= EXERCISE =
Return each line of the records with nothing changed, pictures excepted.

Collected data entries
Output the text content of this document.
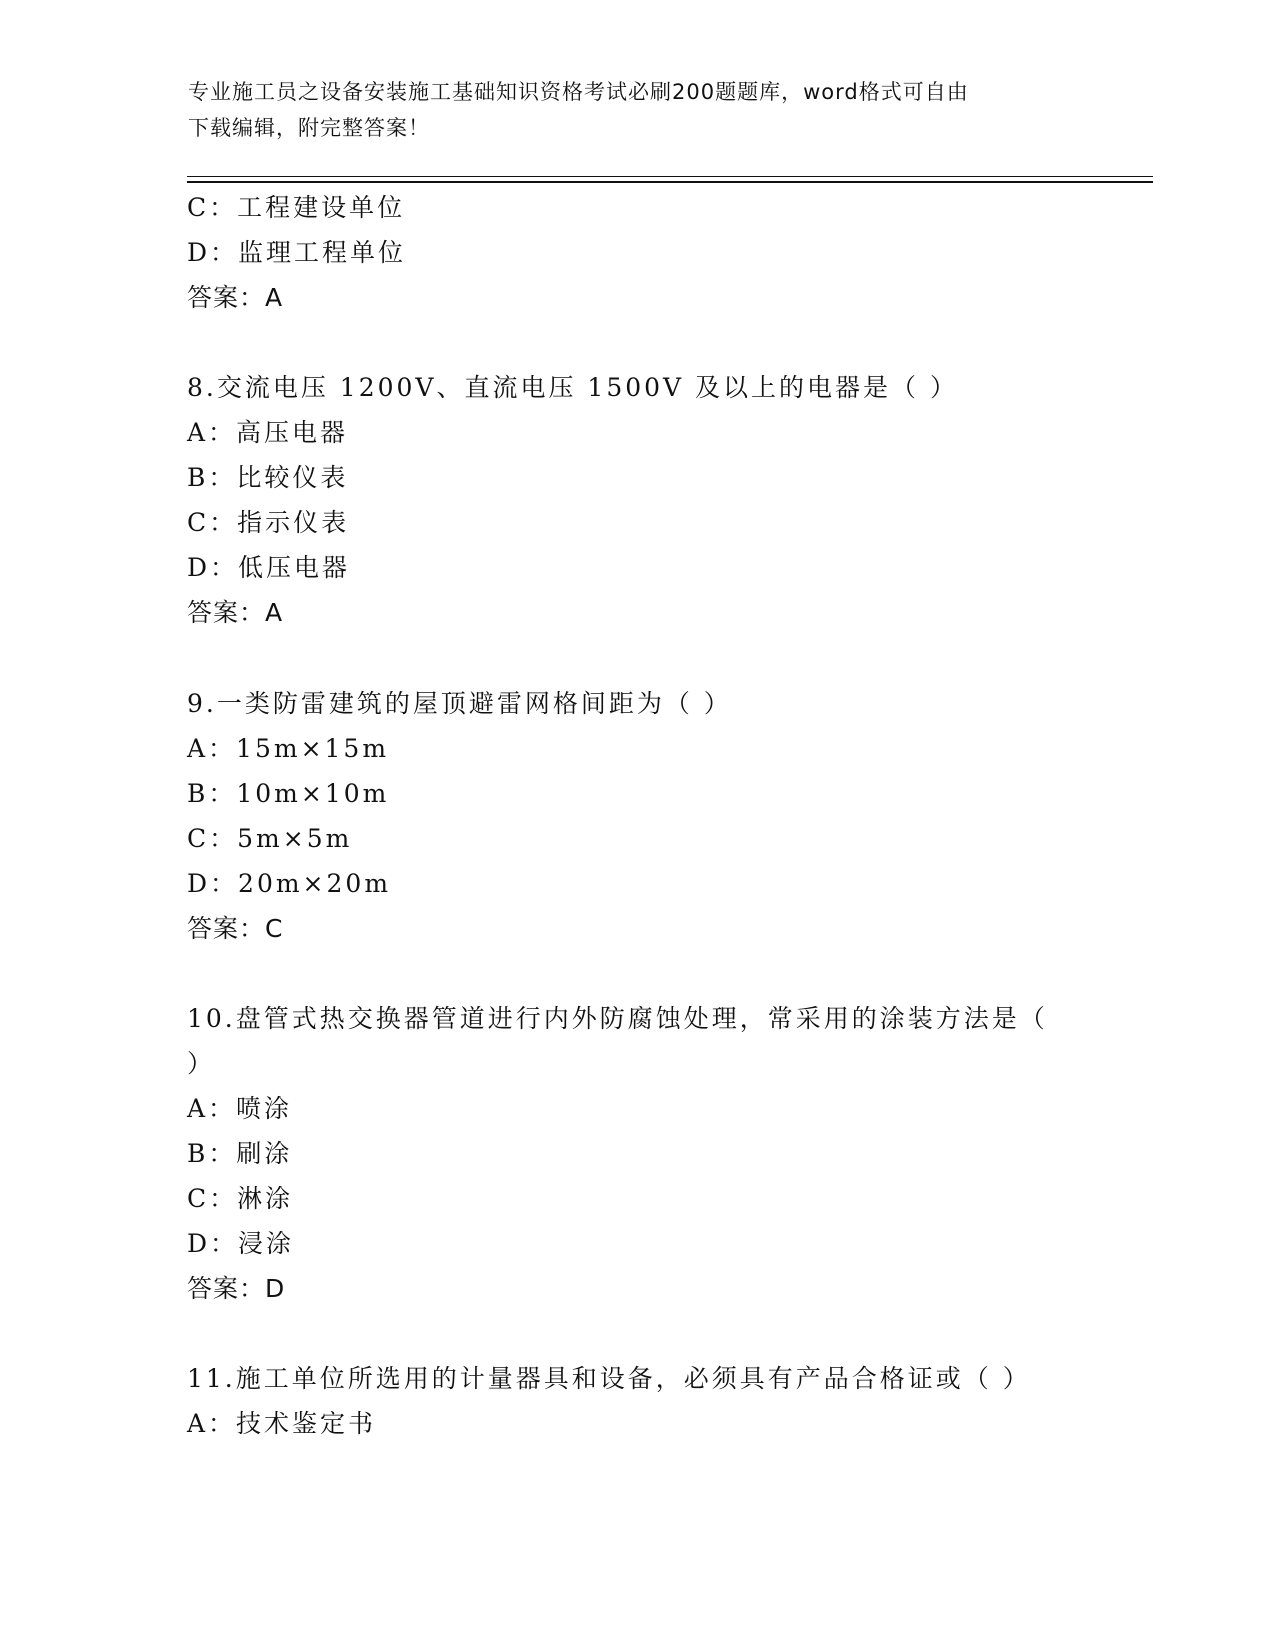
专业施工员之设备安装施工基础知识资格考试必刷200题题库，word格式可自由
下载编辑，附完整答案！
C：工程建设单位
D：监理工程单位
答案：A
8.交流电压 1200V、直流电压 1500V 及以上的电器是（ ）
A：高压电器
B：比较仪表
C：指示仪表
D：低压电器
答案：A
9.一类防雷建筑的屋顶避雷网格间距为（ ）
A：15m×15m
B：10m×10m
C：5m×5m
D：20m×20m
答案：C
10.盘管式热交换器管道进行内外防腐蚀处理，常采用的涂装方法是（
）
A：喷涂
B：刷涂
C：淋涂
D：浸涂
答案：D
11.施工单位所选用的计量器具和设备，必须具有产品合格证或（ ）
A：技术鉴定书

= ANSWER BELOW =
Output the text content of this document.
专业施工员之设备安装施工基础知识资格考试必刷200题题库，word格式可自由
下载编辑，附完整答案！
C：工程建设单位
D：监理工程单位
答案：A
8.交流电压 1200V、直流电压 1500V 及以上的电器是（ ）
A：高压电器
B：比较仪表
C：指示仪表
D：低压电器
答案：A
9.一类防雷建筑的屋顶避雷网格间距为（ ）
A：15m×15m
B：10m×10m
C：5m×5m
D：20m×20m
答案：C
10.盘管式热交换器管道进行内外防腐蚀处理，常采用的涂装方法是（
）
A：喷涂
B：刷涂
C：淋涂
D：浸涂
答案：D
11.施工单位所选用的计量器具和设备，必须具有产品合格证或（ ）
A：技术鉴定书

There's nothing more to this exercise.